*Set task*: Show each line from the listing that includes the word "Faces".

*Material for this exercise*:
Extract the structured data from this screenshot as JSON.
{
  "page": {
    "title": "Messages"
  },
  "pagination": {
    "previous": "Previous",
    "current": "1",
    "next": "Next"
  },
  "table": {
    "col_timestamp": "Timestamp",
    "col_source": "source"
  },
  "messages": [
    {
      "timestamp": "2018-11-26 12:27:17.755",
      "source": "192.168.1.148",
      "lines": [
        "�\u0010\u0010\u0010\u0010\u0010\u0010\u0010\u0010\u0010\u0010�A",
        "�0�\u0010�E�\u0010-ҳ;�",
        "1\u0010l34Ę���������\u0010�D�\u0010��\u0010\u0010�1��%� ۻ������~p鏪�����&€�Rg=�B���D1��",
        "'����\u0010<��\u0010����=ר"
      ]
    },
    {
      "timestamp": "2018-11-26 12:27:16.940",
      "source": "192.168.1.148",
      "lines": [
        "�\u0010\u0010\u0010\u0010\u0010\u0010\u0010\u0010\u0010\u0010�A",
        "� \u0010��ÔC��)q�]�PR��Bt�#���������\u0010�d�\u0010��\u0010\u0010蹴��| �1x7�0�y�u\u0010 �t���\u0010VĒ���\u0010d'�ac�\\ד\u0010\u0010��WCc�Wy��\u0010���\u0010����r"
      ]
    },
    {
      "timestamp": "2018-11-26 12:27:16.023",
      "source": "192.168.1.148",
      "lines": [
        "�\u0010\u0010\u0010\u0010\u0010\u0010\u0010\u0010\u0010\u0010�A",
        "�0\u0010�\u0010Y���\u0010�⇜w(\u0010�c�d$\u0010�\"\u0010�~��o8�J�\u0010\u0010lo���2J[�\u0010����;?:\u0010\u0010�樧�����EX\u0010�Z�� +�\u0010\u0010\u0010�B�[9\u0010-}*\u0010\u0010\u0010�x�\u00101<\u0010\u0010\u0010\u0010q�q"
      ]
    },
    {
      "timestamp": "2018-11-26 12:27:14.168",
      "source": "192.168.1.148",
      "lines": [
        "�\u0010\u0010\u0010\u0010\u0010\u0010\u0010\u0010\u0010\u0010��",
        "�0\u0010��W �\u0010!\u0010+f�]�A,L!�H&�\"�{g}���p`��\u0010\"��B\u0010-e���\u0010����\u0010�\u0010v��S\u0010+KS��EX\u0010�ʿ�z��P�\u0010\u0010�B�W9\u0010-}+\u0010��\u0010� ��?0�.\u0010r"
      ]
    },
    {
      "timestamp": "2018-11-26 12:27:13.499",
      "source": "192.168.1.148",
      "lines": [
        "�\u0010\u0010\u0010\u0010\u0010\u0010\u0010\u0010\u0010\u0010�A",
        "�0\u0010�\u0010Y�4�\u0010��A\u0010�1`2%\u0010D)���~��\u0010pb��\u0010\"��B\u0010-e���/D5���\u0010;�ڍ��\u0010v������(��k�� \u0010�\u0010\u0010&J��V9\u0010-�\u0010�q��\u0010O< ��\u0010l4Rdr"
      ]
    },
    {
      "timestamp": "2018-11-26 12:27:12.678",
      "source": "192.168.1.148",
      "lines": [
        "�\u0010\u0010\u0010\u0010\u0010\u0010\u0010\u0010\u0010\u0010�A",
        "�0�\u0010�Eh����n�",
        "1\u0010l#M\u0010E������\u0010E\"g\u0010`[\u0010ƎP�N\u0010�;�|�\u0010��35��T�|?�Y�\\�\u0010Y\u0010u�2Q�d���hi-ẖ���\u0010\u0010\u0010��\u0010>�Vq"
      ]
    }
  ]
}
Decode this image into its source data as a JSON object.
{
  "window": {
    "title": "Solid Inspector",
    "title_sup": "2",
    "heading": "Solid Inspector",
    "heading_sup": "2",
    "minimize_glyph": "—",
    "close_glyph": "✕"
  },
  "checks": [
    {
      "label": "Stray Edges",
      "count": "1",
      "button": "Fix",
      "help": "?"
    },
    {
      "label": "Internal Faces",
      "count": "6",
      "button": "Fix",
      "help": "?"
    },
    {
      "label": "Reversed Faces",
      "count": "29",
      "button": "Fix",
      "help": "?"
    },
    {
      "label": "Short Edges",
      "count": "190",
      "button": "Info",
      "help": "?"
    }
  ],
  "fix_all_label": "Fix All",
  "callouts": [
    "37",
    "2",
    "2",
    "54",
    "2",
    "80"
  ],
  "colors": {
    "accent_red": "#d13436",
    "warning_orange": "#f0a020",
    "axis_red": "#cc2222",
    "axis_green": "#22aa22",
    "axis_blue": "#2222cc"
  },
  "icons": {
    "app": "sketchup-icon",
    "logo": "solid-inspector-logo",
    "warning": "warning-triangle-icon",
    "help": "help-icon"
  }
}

--

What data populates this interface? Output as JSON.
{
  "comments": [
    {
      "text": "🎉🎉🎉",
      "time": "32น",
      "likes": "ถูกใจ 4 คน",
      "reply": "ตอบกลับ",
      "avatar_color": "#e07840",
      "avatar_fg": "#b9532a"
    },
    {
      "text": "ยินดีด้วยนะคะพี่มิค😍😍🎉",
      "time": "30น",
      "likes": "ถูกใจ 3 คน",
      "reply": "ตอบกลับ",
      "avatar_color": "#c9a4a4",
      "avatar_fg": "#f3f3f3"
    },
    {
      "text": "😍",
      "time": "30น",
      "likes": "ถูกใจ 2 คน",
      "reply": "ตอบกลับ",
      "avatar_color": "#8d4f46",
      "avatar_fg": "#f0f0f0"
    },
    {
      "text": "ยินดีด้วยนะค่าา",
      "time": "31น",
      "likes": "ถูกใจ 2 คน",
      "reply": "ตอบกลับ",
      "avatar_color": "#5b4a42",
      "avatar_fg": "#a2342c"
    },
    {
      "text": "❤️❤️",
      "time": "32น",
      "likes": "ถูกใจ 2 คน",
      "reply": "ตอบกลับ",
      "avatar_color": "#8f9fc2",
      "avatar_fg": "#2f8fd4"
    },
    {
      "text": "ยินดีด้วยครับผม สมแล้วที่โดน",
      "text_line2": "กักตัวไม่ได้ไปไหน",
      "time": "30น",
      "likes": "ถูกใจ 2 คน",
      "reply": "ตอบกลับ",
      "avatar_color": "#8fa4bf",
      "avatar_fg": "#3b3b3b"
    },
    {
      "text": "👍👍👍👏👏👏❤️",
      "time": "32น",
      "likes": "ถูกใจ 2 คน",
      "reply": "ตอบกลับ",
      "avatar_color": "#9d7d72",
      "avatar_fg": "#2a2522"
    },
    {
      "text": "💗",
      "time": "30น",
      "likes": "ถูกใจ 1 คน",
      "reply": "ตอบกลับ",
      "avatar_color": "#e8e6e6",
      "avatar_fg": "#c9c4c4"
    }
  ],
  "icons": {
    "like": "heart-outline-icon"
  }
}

*Written solution*:
      "label": "Internal Faces",
      "label": "Reversed Faces",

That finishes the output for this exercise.